▶ [Given records]:
⁂
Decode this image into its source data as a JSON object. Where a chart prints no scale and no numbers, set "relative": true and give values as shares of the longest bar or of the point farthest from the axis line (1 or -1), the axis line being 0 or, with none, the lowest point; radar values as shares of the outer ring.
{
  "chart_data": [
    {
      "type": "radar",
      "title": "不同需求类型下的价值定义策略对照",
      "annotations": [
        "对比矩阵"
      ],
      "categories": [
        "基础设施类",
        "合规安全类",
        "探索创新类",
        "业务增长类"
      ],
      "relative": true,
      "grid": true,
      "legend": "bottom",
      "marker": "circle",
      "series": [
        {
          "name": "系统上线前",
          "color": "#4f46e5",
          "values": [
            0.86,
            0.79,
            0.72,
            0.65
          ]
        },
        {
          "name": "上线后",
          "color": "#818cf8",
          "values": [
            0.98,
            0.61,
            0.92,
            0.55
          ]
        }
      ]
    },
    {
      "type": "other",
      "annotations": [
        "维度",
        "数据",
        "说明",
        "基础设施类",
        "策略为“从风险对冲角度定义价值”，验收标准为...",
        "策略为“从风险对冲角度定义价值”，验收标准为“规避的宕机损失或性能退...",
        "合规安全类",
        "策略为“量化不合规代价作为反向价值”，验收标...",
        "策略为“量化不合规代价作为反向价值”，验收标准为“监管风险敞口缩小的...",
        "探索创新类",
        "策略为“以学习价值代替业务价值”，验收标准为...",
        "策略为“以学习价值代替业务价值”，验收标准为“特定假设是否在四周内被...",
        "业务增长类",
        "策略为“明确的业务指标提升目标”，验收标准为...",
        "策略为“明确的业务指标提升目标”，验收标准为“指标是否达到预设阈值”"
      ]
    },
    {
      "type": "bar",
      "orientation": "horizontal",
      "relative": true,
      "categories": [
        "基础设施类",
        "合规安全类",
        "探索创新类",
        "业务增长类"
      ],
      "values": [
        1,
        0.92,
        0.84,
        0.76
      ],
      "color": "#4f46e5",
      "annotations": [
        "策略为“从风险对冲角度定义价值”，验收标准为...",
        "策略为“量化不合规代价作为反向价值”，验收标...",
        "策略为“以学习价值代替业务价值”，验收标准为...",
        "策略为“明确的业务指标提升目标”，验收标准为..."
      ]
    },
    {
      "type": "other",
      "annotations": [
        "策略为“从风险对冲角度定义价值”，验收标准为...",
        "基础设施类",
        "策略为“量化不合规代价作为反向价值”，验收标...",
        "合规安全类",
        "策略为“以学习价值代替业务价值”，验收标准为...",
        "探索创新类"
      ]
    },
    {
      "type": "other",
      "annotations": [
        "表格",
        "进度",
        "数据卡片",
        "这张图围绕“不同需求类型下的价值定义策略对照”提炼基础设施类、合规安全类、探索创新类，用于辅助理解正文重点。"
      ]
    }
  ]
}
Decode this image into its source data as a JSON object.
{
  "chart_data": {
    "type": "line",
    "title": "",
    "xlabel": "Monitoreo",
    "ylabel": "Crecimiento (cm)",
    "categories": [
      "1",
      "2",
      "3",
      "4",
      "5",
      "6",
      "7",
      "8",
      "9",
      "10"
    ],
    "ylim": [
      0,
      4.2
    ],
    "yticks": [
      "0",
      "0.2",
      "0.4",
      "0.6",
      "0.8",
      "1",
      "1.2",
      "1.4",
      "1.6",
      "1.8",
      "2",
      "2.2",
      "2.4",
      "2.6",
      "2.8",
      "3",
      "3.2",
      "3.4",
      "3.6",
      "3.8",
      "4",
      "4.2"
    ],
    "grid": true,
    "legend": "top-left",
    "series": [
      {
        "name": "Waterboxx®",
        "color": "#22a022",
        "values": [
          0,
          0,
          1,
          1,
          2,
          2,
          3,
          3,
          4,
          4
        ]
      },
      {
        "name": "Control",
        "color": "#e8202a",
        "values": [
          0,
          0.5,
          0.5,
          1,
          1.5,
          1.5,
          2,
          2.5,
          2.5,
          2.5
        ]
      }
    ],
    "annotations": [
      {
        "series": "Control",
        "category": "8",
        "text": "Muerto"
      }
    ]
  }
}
⁂
State, as a bare number, how many lines of the listing hold the word "object".

▶ [Written response]: 2